_GOAL_: Scan the data below for the string "title". Show every line where it turns up.

_MATERIAL PROVIDED_:

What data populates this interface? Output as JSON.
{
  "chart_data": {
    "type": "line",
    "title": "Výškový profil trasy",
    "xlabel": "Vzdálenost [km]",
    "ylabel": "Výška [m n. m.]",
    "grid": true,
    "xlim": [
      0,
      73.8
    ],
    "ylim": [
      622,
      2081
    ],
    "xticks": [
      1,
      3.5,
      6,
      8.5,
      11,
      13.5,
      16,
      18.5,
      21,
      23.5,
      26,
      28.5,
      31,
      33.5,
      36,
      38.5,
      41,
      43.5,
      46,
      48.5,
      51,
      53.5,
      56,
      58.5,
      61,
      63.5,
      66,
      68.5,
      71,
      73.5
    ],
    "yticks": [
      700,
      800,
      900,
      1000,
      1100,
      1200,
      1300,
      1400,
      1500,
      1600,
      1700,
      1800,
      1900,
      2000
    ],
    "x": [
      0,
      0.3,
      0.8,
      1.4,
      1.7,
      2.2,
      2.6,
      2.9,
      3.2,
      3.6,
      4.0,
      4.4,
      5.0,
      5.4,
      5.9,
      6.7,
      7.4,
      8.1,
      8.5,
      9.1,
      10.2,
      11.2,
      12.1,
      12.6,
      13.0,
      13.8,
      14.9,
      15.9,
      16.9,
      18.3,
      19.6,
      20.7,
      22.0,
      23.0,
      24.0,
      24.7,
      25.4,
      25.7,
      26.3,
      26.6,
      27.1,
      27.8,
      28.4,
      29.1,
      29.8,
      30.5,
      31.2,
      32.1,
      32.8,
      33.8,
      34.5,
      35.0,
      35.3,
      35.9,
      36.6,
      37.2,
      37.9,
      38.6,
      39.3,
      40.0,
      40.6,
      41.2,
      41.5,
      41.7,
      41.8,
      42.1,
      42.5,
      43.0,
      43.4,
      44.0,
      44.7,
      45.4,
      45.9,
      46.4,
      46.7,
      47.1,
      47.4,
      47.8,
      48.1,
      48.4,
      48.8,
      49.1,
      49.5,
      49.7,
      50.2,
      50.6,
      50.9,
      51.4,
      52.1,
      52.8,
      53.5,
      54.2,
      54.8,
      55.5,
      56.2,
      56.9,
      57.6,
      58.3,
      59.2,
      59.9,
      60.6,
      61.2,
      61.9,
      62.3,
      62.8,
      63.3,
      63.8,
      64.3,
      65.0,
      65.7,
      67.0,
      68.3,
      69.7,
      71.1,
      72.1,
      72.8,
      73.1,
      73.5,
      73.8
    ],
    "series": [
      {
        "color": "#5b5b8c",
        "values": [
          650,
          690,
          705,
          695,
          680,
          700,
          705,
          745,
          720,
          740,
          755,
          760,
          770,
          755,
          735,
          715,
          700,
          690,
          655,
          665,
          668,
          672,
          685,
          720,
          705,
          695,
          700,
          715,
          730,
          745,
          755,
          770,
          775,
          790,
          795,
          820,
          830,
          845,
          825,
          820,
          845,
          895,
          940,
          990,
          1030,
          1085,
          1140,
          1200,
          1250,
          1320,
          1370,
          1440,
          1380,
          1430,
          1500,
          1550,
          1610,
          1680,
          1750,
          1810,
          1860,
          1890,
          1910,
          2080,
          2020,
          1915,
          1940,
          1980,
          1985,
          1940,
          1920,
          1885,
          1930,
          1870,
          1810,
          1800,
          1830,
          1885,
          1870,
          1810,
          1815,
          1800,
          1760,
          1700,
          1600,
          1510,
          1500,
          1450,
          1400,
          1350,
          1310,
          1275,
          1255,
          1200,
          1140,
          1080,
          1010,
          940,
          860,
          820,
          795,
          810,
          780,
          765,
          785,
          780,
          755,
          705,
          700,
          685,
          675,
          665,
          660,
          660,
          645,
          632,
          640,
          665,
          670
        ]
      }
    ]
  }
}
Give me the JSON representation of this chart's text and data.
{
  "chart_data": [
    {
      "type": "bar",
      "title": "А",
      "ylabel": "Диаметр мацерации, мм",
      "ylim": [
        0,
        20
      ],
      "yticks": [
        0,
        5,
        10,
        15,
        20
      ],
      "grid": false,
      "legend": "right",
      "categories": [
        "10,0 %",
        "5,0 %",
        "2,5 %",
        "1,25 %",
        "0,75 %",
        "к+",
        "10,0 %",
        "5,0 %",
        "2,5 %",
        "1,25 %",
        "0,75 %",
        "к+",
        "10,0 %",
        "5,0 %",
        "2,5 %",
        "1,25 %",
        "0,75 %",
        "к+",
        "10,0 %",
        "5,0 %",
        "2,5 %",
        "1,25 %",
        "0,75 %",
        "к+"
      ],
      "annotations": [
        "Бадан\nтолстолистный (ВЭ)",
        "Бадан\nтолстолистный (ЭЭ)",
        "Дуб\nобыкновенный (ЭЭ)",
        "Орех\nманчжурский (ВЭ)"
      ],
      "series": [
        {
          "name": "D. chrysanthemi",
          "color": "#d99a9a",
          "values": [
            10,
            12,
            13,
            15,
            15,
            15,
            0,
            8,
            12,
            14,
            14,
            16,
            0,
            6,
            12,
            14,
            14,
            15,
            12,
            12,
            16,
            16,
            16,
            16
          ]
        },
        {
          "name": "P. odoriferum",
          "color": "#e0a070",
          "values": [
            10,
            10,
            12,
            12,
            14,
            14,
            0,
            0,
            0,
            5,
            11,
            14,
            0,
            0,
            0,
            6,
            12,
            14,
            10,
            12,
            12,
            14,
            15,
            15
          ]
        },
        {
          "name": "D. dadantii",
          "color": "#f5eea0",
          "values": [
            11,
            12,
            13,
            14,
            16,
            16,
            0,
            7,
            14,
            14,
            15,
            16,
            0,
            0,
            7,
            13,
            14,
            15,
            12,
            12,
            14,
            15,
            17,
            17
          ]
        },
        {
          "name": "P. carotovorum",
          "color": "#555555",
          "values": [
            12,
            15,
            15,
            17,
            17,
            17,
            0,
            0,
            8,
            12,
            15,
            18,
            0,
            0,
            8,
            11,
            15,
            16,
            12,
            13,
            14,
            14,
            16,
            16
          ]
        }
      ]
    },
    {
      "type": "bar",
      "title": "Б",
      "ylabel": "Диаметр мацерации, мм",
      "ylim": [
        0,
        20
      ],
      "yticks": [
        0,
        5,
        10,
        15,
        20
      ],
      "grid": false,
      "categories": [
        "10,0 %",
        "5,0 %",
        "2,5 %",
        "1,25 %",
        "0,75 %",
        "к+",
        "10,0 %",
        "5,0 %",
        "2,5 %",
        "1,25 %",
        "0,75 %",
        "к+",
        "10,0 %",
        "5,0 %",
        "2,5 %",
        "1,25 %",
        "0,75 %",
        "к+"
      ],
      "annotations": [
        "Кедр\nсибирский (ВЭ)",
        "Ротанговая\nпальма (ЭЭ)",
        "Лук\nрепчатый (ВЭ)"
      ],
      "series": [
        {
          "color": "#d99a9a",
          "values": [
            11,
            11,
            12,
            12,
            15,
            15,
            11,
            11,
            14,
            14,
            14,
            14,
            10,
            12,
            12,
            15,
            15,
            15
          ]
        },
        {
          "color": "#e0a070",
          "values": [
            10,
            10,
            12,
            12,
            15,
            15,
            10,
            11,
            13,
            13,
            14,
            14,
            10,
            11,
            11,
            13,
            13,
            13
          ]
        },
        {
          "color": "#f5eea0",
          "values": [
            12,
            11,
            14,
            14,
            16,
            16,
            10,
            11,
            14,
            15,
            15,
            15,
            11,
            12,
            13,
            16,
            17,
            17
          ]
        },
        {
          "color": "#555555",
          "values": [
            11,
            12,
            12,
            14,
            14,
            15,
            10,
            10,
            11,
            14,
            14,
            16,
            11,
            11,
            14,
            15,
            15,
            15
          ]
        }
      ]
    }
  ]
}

_THE SOLUTION_:
    "title": "Výškový profil trasy",
      "title": "А",
      "title": "Б",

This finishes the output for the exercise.